▶ **Given entries**:

—————

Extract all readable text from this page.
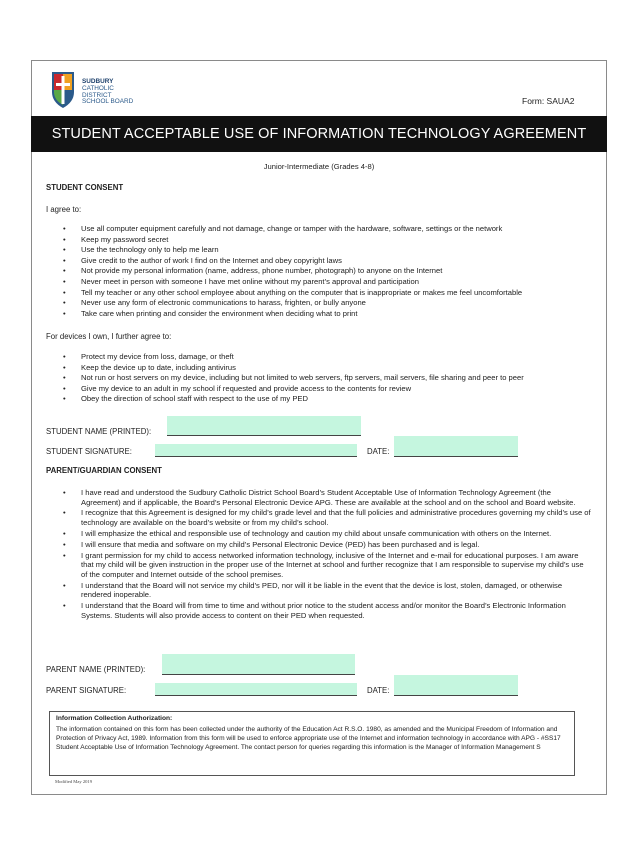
SUDBURY
CATHOLIC
DISTRICT
SCHOOL BOARD	Form: SAUA2
STUDENT ACCEPTABLE USE OF INFORMATION TECHNOLOGY AGREEMENT
Junior-Intermediate (Grades 4-8)
STUDENT CONSENT
I agree to:
• Use all computer equipment carefully and not damage, change or tamper with the hardware, software, settings or the network
• Keep my password secret
• Use the technology only to help me learn
• Give credit to the author of work I find on the Internet and obey copyright laws
• Not provide my personal information (name, address, phone number, photograph) to anyone on the Internet
• Never meet in person with someone I have met online without my parent’s approval and participation
• Tell my teacher or any other school employee about anything on the computer that is inappropriate or makes me feel uncomfortable
• Never use any form of electronic communications to harass, frighten, or bully anyone
• Take care when printing and consider the environment when deciding what to print
For devices I own, I further agree to:
• Protect my device from loss, damage, or theft
• Keep the device up to date, including antivirus
• Not run or host servers on my device, including but not limited to web servers, ftp servers, mail servers, file sharing and peer to peer
• Give my device to an adult in my school if requested and provide access to the contents for review
• Obey the direction of school staff with respect to the use of my PED
STUDENT NAME (PRINTED):
STUDENT SIGNATURE:	DATE:
PARENT/GUARDIAN CONSENT
• I have read and understood the Sudbury Catholic District School Board’s Student Acceptable Use of Information Technology Agreement (the Agreement) and if applicable, the Board’s Personal Electronic Device APG. These are available at the school and on the school and Board website.
• I recognize that this Agreement is designed for my child’s grade level and that the full policies and administrative procedures governing my child’s use of technology are available on the board’s website or from my child’s school.
• I will emphasize the ethical and responsible use of technology and caution my child about unsafe communication with others on the Internet.
• I will ensure that media and software on my child’s Personal Electronic Device (PED) has been purchased and is legal.
• I grant permission for my child to access networked information technology, inclusive of the Internet and e-mail for educational purposes. I am aware that my child will be given instruction in the proper use of the Internet at school and further recognize that I am responsible to supervise my child’s use of the computer and Internet outside of the school premises.
• I understand that the Board will not service my child’s PED, nor will it be liable in the event that the device is lost, stolen, damaged, or otherwise rendered inoperable.
• I understand that the Board will from time to time and without prior notice to the student access and/or monitor the Board’s Electronic Information Systems. Students will also provide access to content on their PED when requested.
PARENT NAME (PRINTED):
PARENT SIGNATURE:	DATE:
Information Collection Authorization:
The information contained on this form has been collected under the authority of the Education Act R.S.O. 1980, as amended and the Municipal Freedom of Information and Protection of Privacy Act, 1989. Information from this form will be used to enforce appropriate use of the Internet and information technology in accordance with APG - #SS17 Student Acceptable Use of Information Technology Agreement. The contact person for queries regarding this information is the Manager of Information Management S
Modified May 2019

—————

▶ **Problem details**: Only the number is wanted: how many lines of the material contain the word "SIGNATURE"?

▶ **Response box**: 2